● WHAT THIS TASK INVOLVES: Every entry below should be repeated exactly; the pictures should not.

● INFORMATION:
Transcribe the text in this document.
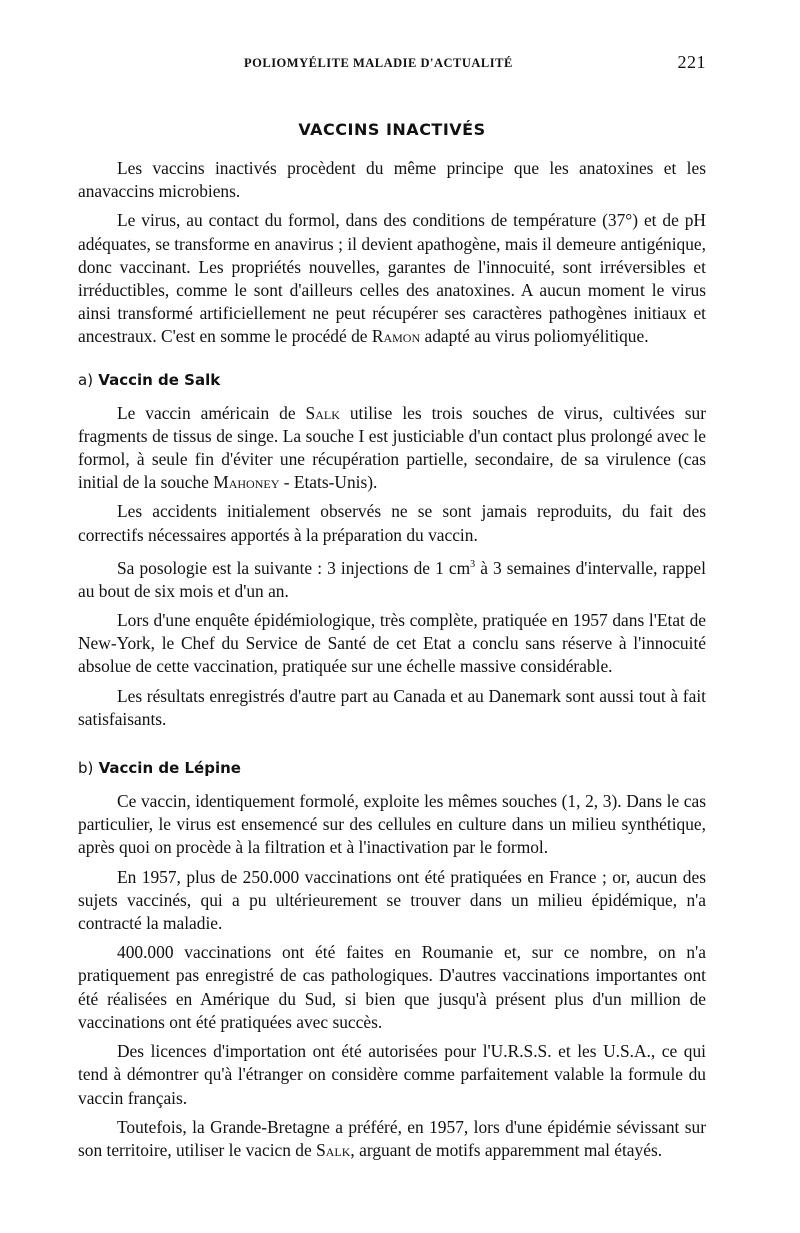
POLIOMYÉLITE MALADIE D'ACTUALITÉ	221
VACCINS INACTIVÉS

Les vaccins inactivés procèdent du même principe que les anatoxines et les anavaccins microbiens.

Le virus, au contact du formol, dans des conditions de température (37°) et de pH adéquates, se transforme en anavirus ; il devient apathogène, mais il demeure antigénique, donc vaccinant. Les propriétés nouvelles, garantes de l'innocuité, sont irréversibles et irréductibles, comme le sont d'ailleurs celles des anatoxines. A aucun moment le virus ainsi transformé artificiellement ne peut récupérer ses caractères pathogènes initiaux et ancestraux. C'est en somme le procédé de Ramon adapté au virus poliomyélitique.

a) Vaccin de Salk

Le vaccin américain de Salk utilise les trois souches de virus, cultivées sur fragments de tissus de singe. La souche I est justiciable d'un contact plus prolongé avec le formol, à seule fin d'éviter une récupération partielle, secondaire, de sa virulence (cas initial de la souche Mahoney - Etats-Unis).

Les accidents initialement observés ne se sont jamais reproduits, du fait des correctifs nécessaires apportés à la préparation du vaccin.

Sa posologie est la suivante : 3 injections de 1 $cm^3$ à 3 semaines d'intervalle, rappel au bout de six mois et d'un an.

Lors d'une enquête épidémiologique, très complète, pratiquée en 1957 dans l'Etat de New-York, le Chef du Service de Santé de cet Etat a conclu sans réserve à l'innocuité absolue de cette vaccination, pratiquée sur une échelle massive considérable.

Les résultats enregistrés d'autre part au Canada et au Danemark sont aussi tout à fait satisfaisants.

b) Vaccin de Lépine

Ce vaccin, identiquement formolé, exploite les mêmes souches (1, 2, 3). Dans le cas particulier, le virus est ensemencé sur des cellules en culture dans un milieu synthétique, après quoi on procède à la filtration et à l'inactivation par le formol.

En 1957, plus de 250.000 vaccinations ont été pratiquées en France ; or, aucun des sujets vaccinés, qui a pu ultérieurement se trouver dans un milieu épidémique, n'a contracté la maladie.

400.000 vaccinations ont été faites en Roumanie et, sur ce nombre, on n'a pratiquement pas enregistré de cas pathologiques. D'autres vaccinations importantes ont été réalisées en Amérique du Sud, si bien que jusqu'à présent plus d'un million de vaccinations ont été pratiquées avec succès.

Des licences d'importation ont été autorisées pour l'U.R.S.S. et les U.S.A., ce qui tend à démontrer qu'à l'étranger on considère comme parfaitement valable la formule du vaccin français.

Toutefois, la Grande-Bretagne a préféré, en 1957, lors d'une épidémie sévissant sur son territoire, utiliser le vacicn de Salk, arguant de motifs apparemment mal étayés.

● ANSWER BOX:
Transcribe the text in this document.
POLIOMYÉLITE MALADIE D'ACTUALITÉ	221
VACCINS INACTIVÉS

Les vaccins inactivés procèdent du même principe que les anatoxines et les anavaccins microbiens.

Le virus, au contact du formol, dans des conditions de température (37°) et de pH adéquates, se transforme en anavirus ; il devient apathogène, mais il demeure antigénique, donc vaccinant. Les propriétés nouvelles, garantes de l'innocuité, sont irréversibles et irréductibles, comme le sont d'ailleurs celles des anatoxines. A aucun moment le virus ainsi transformé artificiellement ne peut récupérer ses caractères pathogènes initiaux et ancestraux. C'est en somme le procédé de Ramon adapté au virus poliomyélitique.

a) Vaccin de Salk

Le vaccin américain de Salk utilise les trois souches de virus, cultivées sur fragments de tissus de singe. La souche I est justiciable d'un contact plus prolongé avec le formol, à seule fin d'éviter une récupération partielle, secondaire, de sa virulence (cas initial de la souche Mahoney - Etats-Unis).

Les accidents initialement observés ne se sont jamais reproduits, du fait des correctifs nécessaires apportés à la préparation du vaccin.

Sa posologie est la suivante : 3 injections de 1 $cm^3$ à 3 semaines d'intervalle, rappel au bout de six mois et d'un an.

Lors d'une enquête épidémiologique, très complète, pratiquée en 1957 dans l'Etat de New-York, le Chef du Service de Santé de cet Etat a conclu sans réserve à l'innocuité absolue de cette vaccination, pratiquée sur une échelle massive considérable.

Les résultats enregistrés d'autre part au Canada et au Danemark sont aussi tout à fait satisfaisants.

b) Vaccin de Lépine

Ce vaccin, identiquement formolé, exploite les mêmes souches (1, 2, 3). Dans le cas particulier, le virus est ensemencé sur des cellules en culture dans un milieu synthétique, après quoi on procède à la filtration et à l'inactivation par le formol.

En 1957, plus de 250.000 vaccinations ont été pratiquées en France ; or, aucun des sujets vaccinés, qui a pu ultérieurement se trouver dans un milieu épidémique, n'a contracté la maladie.

400.000 vaccinations ont été faites en Roumanie et, sur ce nombre, on n'a pratiquement pas enregistré de cas pathologiques. D'autres vaccinations importantes ont été réalisées en Amérique du Sud, si bien que jusqu'à présent plus d'un million de vaccinations ont été pratiquées avec succès.

Des licences d'importation ont été autorisées pour l'U.R.S.S. et les U.S.A., ce qui tend à démontrer qu'à l'étranger on considère comme parfaitement valable la formule du vaccin français.

Toutefois, la Grande-Bretagne a préféré, en 1957, lors d'une épidémie sévissant sur son territoire, utiliser le vacicn de Salk, arguant de motifs apparemment mal étayés.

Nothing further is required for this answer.